- _Given records_:
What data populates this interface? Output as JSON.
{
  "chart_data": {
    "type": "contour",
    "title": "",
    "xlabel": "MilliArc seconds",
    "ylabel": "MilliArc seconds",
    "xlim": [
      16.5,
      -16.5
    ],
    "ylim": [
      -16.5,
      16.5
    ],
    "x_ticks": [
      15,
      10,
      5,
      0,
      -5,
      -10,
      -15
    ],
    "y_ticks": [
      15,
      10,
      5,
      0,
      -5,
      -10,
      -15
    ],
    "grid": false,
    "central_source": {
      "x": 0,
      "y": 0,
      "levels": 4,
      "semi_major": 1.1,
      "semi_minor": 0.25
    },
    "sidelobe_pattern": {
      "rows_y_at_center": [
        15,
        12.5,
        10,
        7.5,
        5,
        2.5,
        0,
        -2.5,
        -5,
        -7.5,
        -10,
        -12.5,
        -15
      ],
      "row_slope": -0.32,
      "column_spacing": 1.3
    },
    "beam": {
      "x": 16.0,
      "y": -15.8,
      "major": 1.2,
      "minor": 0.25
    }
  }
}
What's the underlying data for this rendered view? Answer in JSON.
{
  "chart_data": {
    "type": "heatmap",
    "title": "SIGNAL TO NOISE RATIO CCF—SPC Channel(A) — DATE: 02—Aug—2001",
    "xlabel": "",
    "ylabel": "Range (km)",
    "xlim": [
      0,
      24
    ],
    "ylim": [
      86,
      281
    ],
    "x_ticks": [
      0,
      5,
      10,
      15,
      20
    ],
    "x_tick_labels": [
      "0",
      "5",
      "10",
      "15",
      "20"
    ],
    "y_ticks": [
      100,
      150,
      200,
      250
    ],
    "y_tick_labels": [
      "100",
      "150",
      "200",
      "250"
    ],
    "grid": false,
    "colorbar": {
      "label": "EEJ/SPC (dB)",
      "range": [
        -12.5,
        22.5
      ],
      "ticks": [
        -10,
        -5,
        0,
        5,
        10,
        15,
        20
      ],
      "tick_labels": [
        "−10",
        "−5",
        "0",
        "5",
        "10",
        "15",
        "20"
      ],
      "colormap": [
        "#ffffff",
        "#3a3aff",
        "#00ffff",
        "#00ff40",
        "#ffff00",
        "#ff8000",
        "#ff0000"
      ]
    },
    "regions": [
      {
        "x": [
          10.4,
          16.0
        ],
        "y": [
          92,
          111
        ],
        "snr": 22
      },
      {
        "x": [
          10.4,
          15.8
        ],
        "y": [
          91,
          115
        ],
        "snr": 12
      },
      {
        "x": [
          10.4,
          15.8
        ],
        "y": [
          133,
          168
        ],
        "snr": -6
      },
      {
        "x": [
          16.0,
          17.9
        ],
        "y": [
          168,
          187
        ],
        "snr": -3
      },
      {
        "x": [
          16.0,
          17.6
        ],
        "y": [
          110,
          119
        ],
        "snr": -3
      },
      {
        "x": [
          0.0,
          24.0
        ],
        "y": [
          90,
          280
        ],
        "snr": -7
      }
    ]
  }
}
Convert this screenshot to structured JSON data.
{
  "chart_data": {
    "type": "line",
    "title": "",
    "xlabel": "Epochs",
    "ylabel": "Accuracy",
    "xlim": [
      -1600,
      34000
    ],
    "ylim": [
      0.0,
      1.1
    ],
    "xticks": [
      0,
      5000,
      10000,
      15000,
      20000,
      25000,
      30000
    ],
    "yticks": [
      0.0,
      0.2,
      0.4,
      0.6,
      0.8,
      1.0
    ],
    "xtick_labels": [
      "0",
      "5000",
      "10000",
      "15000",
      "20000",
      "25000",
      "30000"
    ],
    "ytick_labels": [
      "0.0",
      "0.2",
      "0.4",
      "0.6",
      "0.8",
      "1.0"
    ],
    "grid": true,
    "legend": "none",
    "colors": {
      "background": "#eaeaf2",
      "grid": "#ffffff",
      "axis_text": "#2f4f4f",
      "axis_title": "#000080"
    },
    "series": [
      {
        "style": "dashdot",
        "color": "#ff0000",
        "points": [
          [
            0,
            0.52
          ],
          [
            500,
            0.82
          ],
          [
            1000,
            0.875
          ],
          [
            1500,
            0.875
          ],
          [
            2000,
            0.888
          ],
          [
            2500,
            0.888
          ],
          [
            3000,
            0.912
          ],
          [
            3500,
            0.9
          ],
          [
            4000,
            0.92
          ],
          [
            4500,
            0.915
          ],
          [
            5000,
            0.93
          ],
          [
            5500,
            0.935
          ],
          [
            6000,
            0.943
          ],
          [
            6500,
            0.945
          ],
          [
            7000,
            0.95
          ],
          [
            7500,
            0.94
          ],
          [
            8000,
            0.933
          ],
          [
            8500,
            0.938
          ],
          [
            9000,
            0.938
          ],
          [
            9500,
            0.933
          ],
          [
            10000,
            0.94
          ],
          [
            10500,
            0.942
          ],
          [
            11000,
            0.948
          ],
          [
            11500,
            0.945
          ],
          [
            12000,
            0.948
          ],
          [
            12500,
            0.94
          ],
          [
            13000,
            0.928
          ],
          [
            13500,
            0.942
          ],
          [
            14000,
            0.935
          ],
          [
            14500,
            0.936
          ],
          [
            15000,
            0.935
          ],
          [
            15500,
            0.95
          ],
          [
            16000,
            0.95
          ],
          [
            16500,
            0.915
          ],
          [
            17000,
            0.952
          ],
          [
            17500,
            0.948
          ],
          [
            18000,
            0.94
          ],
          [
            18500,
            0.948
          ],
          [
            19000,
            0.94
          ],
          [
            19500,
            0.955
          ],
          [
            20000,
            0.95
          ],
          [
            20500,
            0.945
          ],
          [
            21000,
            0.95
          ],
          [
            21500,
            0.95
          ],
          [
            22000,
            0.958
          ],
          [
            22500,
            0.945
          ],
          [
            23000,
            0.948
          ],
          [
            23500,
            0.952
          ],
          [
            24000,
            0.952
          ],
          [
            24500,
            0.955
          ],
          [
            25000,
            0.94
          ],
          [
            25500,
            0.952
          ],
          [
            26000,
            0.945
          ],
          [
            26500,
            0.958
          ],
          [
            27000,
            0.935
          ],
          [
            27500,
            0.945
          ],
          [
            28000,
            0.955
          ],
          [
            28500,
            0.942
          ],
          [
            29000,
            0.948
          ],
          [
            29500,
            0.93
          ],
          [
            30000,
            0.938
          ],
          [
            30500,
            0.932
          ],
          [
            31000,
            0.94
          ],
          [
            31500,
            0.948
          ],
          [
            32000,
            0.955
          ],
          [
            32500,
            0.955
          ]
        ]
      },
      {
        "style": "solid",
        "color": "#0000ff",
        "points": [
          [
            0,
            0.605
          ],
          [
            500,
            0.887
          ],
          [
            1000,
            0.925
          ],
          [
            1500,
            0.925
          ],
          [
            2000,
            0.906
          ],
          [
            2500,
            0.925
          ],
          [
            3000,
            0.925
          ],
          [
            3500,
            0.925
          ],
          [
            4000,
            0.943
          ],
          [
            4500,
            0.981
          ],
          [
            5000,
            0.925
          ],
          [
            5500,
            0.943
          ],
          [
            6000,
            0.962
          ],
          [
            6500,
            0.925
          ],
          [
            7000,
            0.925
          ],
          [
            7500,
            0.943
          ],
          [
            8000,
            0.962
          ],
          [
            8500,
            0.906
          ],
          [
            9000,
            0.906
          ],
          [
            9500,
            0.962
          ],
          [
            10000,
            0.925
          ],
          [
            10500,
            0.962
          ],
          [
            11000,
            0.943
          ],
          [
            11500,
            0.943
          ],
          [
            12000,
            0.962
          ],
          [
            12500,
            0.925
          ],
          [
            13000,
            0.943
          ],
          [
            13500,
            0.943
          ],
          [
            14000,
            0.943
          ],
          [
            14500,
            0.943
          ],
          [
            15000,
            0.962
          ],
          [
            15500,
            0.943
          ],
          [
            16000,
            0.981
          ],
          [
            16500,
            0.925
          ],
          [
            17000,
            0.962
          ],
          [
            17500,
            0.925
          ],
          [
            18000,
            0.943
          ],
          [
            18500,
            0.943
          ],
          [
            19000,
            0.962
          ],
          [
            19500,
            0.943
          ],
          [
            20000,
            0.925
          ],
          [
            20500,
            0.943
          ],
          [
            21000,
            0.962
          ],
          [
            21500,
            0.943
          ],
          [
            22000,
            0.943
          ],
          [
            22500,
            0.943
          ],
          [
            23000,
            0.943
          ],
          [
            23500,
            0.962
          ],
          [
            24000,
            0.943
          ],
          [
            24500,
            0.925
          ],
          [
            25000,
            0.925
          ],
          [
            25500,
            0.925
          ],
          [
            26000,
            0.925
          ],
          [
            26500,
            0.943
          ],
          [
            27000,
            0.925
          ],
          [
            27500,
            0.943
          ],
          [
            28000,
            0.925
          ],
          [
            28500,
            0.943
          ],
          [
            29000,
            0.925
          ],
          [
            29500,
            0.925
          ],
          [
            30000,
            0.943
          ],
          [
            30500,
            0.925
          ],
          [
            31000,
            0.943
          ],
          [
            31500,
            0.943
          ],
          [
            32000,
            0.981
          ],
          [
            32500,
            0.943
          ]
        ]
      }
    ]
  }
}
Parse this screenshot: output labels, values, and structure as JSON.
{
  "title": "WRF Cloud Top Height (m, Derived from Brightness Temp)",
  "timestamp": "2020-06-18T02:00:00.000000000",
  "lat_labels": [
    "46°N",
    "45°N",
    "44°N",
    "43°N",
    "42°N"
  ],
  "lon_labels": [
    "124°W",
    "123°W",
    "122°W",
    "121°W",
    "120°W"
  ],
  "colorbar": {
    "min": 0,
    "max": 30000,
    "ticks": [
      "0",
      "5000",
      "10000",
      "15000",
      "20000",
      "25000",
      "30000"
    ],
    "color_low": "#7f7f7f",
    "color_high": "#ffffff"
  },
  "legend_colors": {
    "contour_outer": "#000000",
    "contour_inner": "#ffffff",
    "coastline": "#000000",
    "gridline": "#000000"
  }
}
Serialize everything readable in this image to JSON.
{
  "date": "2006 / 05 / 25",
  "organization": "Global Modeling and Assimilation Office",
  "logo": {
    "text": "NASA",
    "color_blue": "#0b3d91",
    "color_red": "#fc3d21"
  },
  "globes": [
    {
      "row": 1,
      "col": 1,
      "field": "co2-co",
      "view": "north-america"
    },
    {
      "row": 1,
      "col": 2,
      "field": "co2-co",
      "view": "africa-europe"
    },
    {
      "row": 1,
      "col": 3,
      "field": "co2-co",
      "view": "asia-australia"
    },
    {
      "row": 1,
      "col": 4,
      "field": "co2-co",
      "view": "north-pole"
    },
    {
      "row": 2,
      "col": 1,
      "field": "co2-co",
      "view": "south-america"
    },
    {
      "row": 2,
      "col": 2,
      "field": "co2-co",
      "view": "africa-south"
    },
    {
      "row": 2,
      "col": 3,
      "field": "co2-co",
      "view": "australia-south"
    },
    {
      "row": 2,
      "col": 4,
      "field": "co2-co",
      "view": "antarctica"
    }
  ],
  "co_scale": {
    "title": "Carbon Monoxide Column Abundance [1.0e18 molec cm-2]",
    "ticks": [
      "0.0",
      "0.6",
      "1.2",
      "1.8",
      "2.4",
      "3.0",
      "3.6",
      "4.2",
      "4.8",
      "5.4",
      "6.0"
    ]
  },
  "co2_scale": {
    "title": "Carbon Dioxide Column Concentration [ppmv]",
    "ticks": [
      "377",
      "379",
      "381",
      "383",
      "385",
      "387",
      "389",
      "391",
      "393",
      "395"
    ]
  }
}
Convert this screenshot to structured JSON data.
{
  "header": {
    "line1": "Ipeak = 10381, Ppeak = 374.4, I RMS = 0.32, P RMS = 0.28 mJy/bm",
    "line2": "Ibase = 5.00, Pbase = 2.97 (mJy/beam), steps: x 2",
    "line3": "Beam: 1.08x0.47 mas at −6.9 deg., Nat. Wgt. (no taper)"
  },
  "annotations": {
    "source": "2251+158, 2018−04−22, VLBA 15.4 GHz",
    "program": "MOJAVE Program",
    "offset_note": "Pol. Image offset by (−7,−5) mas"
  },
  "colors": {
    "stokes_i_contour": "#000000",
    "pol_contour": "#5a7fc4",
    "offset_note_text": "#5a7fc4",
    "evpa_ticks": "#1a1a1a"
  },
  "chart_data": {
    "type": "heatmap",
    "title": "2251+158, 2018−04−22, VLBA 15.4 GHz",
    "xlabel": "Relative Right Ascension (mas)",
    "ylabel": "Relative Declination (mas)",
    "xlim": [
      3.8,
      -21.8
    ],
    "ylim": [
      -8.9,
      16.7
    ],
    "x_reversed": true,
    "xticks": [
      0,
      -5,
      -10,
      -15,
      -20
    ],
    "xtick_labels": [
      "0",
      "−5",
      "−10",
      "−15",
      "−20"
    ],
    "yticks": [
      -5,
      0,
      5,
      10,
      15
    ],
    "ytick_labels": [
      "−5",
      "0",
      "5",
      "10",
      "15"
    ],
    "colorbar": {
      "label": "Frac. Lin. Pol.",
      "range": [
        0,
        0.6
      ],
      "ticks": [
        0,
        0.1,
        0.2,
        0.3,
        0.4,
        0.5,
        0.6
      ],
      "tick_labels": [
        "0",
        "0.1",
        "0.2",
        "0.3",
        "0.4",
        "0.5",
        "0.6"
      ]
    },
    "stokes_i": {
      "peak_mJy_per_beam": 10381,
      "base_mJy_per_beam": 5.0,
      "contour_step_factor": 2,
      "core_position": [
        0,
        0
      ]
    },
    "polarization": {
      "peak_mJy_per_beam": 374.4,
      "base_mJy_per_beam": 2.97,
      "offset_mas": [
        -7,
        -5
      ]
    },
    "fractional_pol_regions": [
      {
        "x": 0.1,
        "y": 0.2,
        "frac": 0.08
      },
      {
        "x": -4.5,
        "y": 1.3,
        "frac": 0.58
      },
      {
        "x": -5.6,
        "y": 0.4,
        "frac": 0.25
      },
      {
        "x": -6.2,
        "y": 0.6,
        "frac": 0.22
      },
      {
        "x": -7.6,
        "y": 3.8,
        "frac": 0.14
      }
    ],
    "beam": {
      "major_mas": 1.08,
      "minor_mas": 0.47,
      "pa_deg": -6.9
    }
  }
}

- _What is required_: Scan the lines for the string "view". Pick out every line that has it.

- _Task result_:
What's the underlying data for this rendered view? Answer in JSON.
      "view": "north-america"
      "view": "africa-europe"
      "view": "asia-australia"
      "view": "north-pole"
      "view": "south-america"
      "view": "africa-south"
      "view": "australia-south"
      "view": "antarctica"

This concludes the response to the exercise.